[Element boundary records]

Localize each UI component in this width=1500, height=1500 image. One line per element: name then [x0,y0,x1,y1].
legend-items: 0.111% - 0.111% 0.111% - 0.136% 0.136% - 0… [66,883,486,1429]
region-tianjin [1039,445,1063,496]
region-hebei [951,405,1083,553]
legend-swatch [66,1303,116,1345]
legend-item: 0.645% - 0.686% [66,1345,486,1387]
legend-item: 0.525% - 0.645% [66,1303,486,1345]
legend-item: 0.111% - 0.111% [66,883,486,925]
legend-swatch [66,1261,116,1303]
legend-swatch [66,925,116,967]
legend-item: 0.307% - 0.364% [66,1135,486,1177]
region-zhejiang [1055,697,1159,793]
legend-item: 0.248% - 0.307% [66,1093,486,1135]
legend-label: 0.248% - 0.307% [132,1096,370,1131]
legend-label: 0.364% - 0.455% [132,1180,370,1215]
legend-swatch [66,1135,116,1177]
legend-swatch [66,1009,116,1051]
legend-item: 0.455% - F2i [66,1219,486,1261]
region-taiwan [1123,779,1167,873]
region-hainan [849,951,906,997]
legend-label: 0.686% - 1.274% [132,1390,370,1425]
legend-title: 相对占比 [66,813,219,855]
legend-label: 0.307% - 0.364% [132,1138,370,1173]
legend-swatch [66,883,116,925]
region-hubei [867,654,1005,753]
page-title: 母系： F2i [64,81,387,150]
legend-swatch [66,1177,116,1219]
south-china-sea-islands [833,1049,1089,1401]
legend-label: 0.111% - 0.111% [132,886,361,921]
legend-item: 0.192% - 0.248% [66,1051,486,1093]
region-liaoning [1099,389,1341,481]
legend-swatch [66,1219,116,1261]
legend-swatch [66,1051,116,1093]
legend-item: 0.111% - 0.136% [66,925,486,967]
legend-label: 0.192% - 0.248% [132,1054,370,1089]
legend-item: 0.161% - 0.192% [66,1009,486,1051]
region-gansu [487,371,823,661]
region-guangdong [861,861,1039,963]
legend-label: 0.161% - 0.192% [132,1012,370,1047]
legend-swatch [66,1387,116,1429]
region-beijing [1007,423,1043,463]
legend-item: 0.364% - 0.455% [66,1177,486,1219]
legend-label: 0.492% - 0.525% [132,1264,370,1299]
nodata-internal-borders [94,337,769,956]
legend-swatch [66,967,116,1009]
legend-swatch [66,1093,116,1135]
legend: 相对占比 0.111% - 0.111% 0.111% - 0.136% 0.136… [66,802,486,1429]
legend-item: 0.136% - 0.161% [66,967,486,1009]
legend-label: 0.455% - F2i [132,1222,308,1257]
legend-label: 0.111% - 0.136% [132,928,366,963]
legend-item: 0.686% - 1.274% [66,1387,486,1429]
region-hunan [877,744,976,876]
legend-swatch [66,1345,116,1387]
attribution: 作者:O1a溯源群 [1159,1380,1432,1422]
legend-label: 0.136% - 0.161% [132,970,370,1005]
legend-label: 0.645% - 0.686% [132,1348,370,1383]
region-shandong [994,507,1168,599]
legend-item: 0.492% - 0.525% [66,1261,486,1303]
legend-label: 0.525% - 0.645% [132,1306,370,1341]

--

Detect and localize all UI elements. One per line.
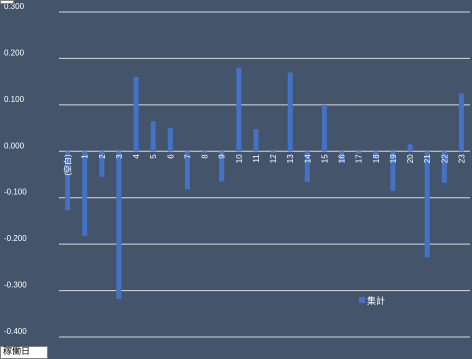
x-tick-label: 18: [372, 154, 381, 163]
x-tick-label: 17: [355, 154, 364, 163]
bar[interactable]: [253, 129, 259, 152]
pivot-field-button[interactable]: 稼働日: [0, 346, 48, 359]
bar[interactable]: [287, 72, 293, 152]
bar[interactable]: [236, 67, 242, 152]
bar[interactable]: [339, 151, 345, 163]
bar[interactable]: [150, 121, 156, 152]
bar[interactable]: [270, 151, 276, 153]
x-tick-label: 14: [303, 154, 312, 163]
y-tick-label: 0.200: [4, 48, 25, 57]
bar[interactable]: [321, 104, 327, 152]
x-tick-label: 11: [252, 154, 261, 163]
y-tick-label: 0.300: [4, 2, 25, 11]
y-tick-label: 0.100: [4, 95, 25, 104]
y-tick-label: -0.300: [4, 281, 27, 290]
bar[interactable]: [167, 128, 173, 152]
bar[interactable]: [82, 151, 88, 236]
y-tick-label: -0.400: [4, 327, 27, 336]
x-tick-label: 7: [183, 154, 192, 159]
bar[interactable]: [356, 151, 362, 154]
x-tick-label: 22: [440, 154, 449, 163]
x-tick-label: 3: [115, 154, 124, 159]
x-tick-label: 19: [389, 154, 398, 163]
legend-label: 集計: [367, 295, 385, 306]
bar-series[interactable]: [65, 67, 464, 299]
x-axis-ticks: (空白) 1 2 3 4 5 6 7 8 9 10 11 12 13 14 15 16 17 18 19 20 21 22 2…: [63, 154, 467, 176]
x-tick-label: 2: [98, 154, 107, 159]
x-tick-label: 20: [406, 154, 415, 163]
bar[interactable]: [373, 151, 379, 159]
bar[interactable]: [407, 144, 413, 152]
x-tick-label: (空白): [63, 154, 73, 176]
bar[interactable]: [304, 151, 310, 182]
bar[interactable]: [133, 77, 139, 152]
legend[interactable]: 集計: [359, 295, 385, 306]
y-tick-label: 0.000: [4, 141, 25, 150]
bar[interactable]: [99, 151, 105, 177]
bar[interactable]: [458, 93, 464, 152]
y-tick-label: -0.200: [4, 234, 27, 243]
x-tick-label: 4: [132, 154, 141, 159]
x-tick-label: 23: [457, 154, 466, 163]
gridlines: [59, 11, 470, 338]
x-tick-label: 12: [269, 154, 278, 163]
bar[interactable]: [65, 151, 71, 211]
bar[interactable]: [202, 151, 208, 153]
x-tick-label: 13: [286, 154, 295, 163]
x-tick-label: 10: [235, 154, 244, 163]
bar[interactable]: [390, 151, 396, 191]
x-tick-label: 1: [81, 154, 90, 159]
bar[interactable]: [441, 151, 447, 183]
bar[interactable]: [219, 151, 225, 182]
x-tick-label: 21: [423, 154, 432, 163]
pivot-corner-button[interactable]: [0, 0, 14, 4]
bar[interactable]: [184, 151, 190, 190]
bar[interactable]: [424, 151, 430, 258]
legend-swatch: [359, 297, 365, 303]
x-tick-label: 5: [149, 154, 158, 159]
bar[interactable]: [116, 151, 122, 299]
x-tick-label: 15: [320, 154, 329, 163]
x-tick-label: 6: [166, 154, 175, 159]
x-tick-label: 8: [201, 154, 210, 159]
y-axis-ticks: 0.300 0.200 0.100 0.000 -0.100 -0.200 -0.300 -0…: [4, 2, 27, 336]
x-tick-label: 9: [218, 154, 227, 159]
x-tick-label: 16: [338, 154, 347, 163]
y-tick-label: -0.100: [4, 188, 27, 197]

# GIVEN PROBLEM
Write out the rows verbatim, from the line with "x-tick-label: 18: [372, 154, 381, 163]" to the line with "x-tick-label: 19: [389, 154, 398, 163]", including both of those lines.

# WRITTEN SOLUTION
x-tick-label: 18: [372, 154, 381, 163]
x-tick-label: 17: [355, 154, 364, 163]
bar[interactable]: [253, 129, 259, 152]
pivot-field-button[interactable]: 稼働日: [0, 346, 48, 359]
bar[interactable]: [287, 72, 293, 152]
bar[interactable]: [236, 67, 242, 152]
bar[interactable]: [339, 151, 345, 163]
bar[interactable]: [150, 121, 156, 152]
bar[interactable]: [270, 151, 276, 153]
x-tick-label: 14: [303, 154, 312, 163]
y-tick-label: 0.200: [4, 48, 25, 57]
bar[interactable]: [321, 104, 327, 152]
x-tick-label: 11: [252, 154, 261, 163]
y-tick-label: 0.300: [4, 2, 25, 11]
y-tick-label: 0.100: [4, 95, 25, 104]
y-tick-label: -0.300: [4, 281, 27, 290]
bar[interactable]: [167, 128, 173, 152]
bar[interactable]: [82, 151, 88, 236]
y-tick-label: -0.400: [4, 327, 27, 336]
x-tick-label: 7: [183, 154, 192, 159]
bar[interactable]: [356, 151, 362, 154]
x-tick-label: 22: [440, 154, 449, 163]
x-tick-label: 3: [115, 154, 124, 159]
x-tick-label: 19: [389, 154, 398, 163]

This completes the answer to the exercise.